## AIM
Extract all of the data and reproduce it precisely.

## GIVEN RECORDS
******************************
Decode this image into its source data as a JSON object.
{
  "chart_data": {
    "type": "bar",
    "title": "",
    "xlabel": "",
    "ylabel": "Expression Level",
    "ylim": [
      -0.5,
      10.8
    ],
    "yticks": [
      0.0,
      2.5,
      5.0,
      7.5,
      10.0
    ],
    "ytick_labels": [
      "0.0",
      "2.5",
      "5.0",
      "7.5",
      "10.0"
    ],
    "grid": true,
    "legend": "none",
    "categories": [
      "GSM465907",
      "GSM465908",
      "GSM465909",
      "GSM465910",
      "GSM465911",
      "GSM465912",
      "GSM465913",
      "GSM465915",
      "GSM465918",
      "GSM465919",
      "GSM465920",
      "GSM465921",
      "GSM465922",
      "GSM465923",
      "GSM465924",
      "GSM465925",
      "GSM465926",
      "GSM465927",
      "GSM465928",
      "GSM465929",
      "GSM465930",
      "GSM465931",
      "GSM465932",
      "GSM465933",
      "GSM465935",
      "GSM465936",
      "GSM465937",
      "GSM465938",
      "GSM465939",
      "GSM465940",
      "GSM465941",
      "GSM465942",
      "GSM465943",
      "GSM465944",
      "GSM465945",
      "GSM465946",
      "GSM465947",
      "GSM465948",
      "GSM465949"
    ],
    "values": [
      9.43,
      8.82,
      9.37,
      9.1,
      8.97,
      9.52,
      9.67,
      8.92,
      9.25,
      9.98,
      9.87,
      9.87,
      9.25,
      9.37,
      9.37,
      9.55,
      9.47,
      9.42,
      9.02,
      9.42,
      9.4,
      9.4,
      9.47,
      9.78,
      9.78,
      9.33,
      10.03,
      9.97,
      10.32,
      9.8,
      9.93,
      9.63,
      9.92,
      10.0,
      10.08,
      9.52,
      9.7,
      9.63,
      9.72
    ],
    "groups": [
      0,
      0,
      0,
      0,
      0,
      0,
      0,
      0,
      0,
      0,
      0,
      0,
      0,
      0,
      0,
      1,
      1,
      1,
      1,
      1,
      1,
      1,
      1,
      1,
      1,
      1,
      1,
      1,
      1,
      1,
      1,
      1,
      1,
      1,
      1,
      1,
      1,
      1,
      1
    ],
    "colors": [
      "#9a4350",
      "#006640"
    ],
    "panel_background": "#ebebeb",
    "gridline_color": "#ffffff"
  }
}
******************************
## FINISHED EXERCISE
Decode this image into its source data as a JSON object.
{
  "chart_data": {
    "type": "bar",
    "title": "",
    "xlabel": "",
    "ylabel": "Expression Level",
    "ylim": [
      -0.5,
      10.8
    ],
    "yticks": [
      0.0,
      2.5,
      5.0,
      7.5,
      10.0
    ],
    "ytick_labels": [
      "0.0",
      "2.5",
      "5.0",
      "7.5",
      "10.0"
    ],
    "grid": true,
    "legend": "none",
    "categories": [
      "GSM465907",
      "GSM465908",
      "GSM465909",
      "GSM465910",
      "GSM465911",
      "GSM465912",
      "GSM465913",
      "GSM465915",
      "GSM465918",
      "GSM465919",
      "GSM465920",
      "GSM465921",
      "GSM465922",
      "GSM465923",
      "GSM465924",
      "GSM465925",
      "GSM465926",
      "GSM465927",
      "GSM465928",
      "GSM465929",
      "GSM465930",
      "GSM465931",
      "GSM465932",
      "GSM465933",
      "GSM465935",
      "GSM465936",
      "GSM465937",
      "GSM465938",
      "GSM465939",
      "GSM465940",
      "GSM465941",
      "GSM465942",
      "GSM465943",
      "GSM465944",
      "GSM465945",
      "GSM465946",
      "GSM465947",
      "GSM465948",
      "GSM465949"
    ],
    "values": [
      9.43,
      8.82,
      9.37,
      9.1,
      8.97,
      9.52,
      9.67,
      8.92,
      9.25,
      9.98,
      9.87,
      9.87,
      9.25,
      9.37,
      9.37,
      9.55,
      9.47,
      9.42,
      9.02,
      9.42,
      9.4,
      9.4,
      9.47,
      9.78,
      9.78,
      9.33,
      10.03,
      9.97,
      10.32,
      9.8,
      9.93,
      9.63,
      9.92,
      10.0,
      10.08,
      9.52,
      9.7,
      9.63,
      9.72
    ],
    "groups": [
      0,
      0,
      0,
      0,
      0,
      0,
      0,
      0,
      0,
      0,
      0,
      0,
      0,
      0,
      0,
      1,
      1,
      1,
      1,
      1,
      1,
      1,
      1,
      1,
      1,
      1,
      1,
      1,
      1,
      1,
      1,
      1,
      1,
      1,
      1,
      1,
      1,
      1,
      1
    ],
    "colors": [
      "#9a4350",
      "#006640"
    ],
    "panel_background": "#ebebeb",
    "gridline_color": "#ffffff"
  }
}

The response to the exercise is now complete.